EXERCISE BRIEF - List all the lines in these records that hold "ฬาลงกรณ".

Stored data entries:
<<<<

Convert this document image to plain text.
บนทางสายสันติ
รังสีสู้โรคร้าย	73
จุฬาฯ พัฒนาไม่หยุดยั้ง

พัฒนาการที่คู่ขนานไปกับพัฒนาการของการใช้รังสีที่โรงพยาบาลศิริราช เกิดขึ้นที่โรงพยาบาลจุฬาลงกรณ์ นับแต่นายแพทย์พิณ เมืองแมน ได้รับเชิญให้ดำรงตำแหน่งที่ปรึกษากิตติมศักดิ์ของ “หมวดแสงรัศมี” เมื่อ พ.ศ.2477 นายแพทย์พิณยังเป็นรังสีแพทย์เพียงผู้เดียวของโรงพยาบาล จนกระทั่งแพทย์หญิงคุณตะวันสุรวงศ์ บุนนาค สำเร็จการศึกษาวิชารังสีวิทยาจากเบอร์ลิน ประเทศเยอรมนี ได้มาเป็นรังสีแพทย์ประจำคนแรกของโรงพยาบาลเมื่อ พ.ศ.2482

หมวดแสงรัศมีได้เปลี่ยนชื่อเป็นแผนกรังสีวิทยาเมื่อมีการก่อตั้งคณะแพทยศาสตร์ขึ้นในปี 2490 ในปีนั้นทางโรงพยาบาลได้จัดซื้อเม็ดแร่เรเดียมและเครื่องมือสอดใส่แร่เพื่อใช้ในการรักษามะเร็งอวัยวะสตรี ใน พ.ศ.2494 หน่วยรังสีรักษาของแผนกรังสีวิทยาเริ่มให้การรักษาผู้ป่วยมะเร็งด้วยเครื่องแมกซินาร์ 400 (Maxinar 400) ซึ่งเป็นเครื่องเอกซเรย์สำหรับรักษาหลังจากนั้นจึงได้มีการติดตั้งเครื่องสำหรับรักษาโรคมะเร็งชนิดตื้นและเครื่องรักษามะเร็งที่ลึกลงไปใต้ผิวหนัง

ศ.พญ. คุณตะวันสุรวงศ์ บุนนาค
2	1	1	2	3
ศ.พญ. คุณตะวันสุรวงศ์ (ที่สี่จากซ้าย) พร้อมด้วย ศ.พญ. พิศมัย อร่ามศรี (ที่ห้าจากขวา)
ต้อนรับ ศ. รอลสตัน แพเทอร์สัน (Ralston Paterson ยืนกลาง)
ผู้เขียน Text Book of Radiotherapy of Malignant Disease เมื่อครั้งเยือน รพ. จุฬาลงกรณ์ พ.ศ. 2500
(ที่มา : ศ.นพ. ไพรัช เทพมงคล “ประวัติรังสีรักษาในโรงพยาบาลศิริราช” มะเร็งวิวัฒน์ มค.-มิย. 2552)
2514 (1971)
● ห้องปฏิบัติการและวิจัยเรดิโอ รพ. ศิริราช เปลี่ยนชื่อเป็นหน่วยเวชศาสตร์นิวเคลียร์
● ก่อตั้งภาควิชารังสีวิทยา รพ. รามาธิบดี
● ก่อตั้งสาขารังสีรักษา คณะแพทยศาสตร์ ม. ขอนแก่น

>>>>

EXERCISE ANSWER -
พัฒนาการที่คู่ขนานไปกับพัฒนาการของการใช้รังสีที่โรงพยาบาลศิริราช เกิดขึ้นที่โรงพยาบาลจุฬาลงกรณ์ นับแต่นายแพทย์พิณ เมืองแมน ได้รับเชิญให้ดำรงตำแหน่งที่ปรึกษากิตติมศักดิ์ของ “หมวดแสงรัศมี” เมื่อ พ.ศ.2477 นายแพทย์พิณยังเป็นรังสีแพทย์เพียงผู้เดียวของโรงพยาบาล จนกระทั่งแพทย์หญิงคุณตะวันสุรวงศ์ บุนนาค สำเร็จการศึกษาวิชารังสีวิทยาจากเบอร์ลิน ประเทศเยอรมนี ได้มาเป็นรังสีแพทย์ประจำคนแรกของโรงพยาบาลเมื่อ พ.ศ.2482
ผู้เขียน Text Book of Radiotherapy of Malignant Disease เมื่อครั้งเยือน รพ. จุฬาลงกรณ์ พ.ศ. 2500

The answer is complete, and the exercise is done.